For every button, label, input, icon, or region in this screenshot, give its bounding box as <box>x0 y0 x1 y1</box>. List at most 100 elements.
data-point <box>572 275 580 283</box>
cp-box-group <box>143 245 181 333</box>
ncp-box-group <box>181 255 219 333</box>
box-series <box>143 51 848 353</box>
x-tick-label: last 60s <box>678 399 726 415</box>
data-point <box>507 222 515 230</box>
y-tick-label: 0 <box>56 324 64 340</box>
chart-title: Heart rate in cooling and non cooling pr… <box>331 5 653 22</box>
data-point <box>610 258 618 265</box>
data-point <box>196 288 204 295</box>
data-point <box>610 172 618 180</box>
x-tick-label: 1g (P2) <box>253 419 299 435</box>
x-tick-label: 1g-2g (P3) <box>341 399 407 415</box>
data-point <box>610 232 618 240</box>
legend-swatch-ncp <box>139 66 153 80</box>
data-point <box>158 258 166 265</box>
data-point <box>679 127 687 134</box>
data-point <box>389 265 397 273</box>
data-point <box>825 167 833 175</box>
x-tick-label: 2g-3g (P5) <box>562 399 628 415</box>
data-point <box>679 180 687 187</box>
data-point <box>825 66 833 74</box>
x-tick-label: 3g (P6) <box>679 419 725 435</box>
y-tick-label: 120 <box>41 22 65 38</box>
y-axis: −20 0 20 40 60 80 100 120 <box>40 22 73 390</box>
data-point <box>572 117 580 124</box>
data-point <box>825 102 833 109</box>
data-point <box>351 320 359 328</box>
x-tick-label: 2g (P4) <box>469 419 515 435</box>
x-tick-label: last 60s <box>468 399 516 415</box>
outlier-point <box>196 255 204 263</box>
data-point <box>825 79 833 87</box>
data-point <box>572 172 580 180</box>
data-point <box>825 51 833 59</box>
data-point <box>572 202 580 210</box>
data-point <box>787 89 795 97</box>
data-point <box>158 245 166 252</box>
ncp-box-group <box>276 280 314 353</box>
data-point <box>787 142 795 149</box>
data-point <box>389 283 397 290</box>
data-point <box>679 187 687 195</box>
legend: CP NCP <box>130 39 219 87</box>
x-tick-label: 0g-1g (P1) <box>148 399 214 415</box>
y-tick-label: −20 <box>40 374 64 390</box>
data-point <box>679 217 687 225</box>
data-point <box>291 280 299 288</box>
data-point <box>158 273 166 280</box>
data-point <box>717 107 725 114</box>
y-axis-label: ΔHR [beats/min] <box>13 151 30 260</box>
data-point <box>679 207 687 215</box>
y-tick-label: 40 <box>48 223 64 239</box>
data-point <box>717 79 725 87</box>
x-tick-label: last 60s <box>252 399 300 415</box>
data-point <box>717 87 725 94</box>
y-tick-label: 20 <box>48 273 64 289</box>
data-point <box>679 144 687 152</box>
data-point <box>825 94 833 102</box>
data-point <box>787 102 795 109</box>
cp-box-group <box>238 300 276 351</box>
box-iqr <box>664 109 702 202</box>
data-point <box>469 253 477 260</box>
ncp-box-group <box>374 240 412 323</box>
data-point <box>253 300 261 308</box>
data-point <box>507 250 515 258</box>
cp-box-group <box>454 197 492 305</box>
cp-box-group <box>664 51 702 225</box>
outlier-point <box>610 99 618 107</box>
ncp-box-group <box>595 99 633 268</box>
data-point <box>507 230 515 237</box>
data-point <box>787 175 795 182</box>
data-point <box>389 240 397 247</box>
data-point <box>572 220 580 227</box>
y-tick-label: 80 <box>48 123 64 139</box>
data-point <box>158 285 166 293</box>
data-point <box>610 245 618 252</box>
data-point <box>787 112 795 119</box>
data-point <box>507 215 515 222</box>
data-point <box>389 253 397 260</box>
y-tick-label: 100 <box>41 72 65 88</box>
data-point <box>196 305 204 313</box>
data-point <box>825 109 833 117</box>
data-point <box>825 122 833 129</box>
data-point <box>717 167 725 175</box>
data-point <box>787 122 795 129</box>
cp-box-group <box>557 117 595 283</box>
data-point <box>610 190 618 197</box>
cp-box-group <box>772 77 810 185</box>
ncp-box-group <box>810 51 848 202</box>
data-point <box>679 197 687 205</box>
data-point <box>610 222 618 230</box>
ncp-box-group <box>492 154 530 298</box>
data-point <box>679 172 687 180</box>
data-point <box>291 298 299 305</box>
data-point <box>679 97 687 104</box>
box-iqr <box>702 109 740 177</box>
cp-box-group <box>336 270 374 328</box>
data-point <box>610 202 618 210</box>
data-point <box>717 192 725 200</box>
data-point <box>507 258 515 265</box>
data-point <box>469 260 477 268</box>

> [Exercise goal]: Reproduce each of the entries above word for word.

> [Answer to the task]:
For every button, label, input, icon, or region in this screenshot, give its bounding box as <box>x0 y0 x1 y1</box>. List at most 100 elements.
data-point <box>572 275 580 283</box>
cp-box-group <box>143 245 181 333</box>
ncp-box-group <box>181 255 219 333</box>
box-series <box>143 51 848 353</box>
x-tick-label: last 60s <box>678 399 726 415</box>
data-point <box>507 222 515 230</box>
y-tick-label: 0 <box>56 324 64 340</box>
chart-title: Heart rate in cooling and non cooling pr… <box>331 5 653 22</box>
data-point <box>610 258 618 265</box>
data-point <box>196 288 204 295</box>
data-point <box>610 172 618 180</box>
x-tick-label: 1g (P2) <box>253 419 299 435</box>
x-tick-label: 1g-2g (P3) <box>341 399 407 415</box>
data-point <box>610 232 618 240</box>
legend-swatch-ncp <box>139 66 153 80</box>
data-point <box>158 258 166 265</box>
data-point <box>679 127 687 134</box>
data-point <box>389 265 397 273</box>
data-point <box>825 167 833 175</box>
x-tick-label: 2g-3g (P5) <box>562 399 628 415</box>
data-point <box>679 180 687 187</box>
data-point <box>825 66 833 74</box>
x-tick-label: 3g (P6) <box>679 419 725 435</box>
y-tick-label: 120 <box>41 22 65 38</box>
y-axis: −20 0 20 40 60 80 100 120 <box>40 22 73 390</box>
data-point <box>572 117 580 124</box>
data-point <box>825 102 833 109</box>
data-point <box>351 320 359 328</box>
x-tick-label: 2g (P4) <box>469 419 515 435</box>
x-tick-label: last 60s <box>468 399 516 415</box>
outlier-point <box>196 255 204 263</box>
data-point <box>825 79 833 87</box>
data-point <box>572 172 580 180</box>
data-point <box>825 51 833 59</box>
data-point <box>572 202 580 210</box>
data-point <box>787 89 795 97</box>
data-point <box>158 245 166 252</box>
ncp-box-group <box>276 280 314 353</box>
data-point <box>787 142 795 149</box>
data-point <box>389 283 397 290</box>
data-point <box>679 187 687 195</box>
legend: CP NCP <box>130 39 219 87</box>
x-tick-label: 0g-1g (P1) <box>148 399 214 415</box>
y-tick-label: −20 <box>40 374 64 390</box>
data-point <box>679 217 687 225</box>
data-point <box>291 280 299 288</box>
data-point <box>158 273 166 280</box>
data-point <box>717 107 725 114</box>
y-axis-label: ΔHR [beats/min] <box>13 151 30 260</box>
data-point <box>679 207 687 215</box>
y-tick-label: 40 <box>48 223 64 239</box>
data-point <box>717 79 725 87</box>
x-tick-label: last 60s <box>252 399 300 415</box>
data-point <box>717 87 725 94</box>
y-tick-label: 20 <box>48 273 64 289</box>
data-point <box>679 144 687 152</box>
data-point <box>825 94 833 102</box>
data-point <box>787 102 795 109</box>
cp-box-group <box>238 300 276 351</box>
box-iqr <box>664 109 702 202</box>
data-point <box>469 253 477 260</box>
ncp-box-group <box>374 240 412 323</box>
data-point <box>253 300 261 308</box>
data-point <box>507 250 515 258</box>
cp-box-group <box>454 197 492 305</box>
cp-box-group <box>664 51 702 225</box>
outlier-point <box>610 99 618 107</box>
ncp-box-group <box>595 99 633 268</box>
data-point <box>507 230 515 237</box>
data-point <box>787 175 795 182</box>
data-point <box>389 240 397 247</box>
data-point <box>572 220 580 227</box>
y-tick-label: 80 <box>48 123 64 139</box>
data-point <box>158 285 166 293</box>
data-point <box>610 245 618 252</box>
data-point <box>787 112 795 119</box>
data-point <box>507 215 515 222</box>
data-point <box>389 253 397 260</box>
y-tick-label: 100 <box>41 72 65 88</box>
data-point <box>196 305 204 313</box>
data-point <box>825 109 833 117</box>
data-point <box>825 122 833 129</box>
data-point <box>717 167 725 175</box>
data-point <box>787 122 795 129</box>
cp-box-group <box>557 117 595 283</box>
data-point <box>610 190 618 197</box>
cp-box-group <box>772 77 810 185</box>
ncp-box-group <box>810 51 848 202</box>
data-point <box>679 197 687 205</box>
data-point <box>610 222 618 230</box>
ncp-box-group <box>492 154 530 298</box>
data-point <box>679 172 687 180</box>
data-point <box>291 298 299 305</box>
data-point <box>679 97 687 104</box>
box-iqr <box>702 109 740 177</box>
cp-box-group <box>336 270 374 328</box>
data-point <box>610 202 618 210</box>
data-point <box>717 192 725 200</box>
data-point <box>507 258 515 265</box>
data-point <box>469 260 477 268</box>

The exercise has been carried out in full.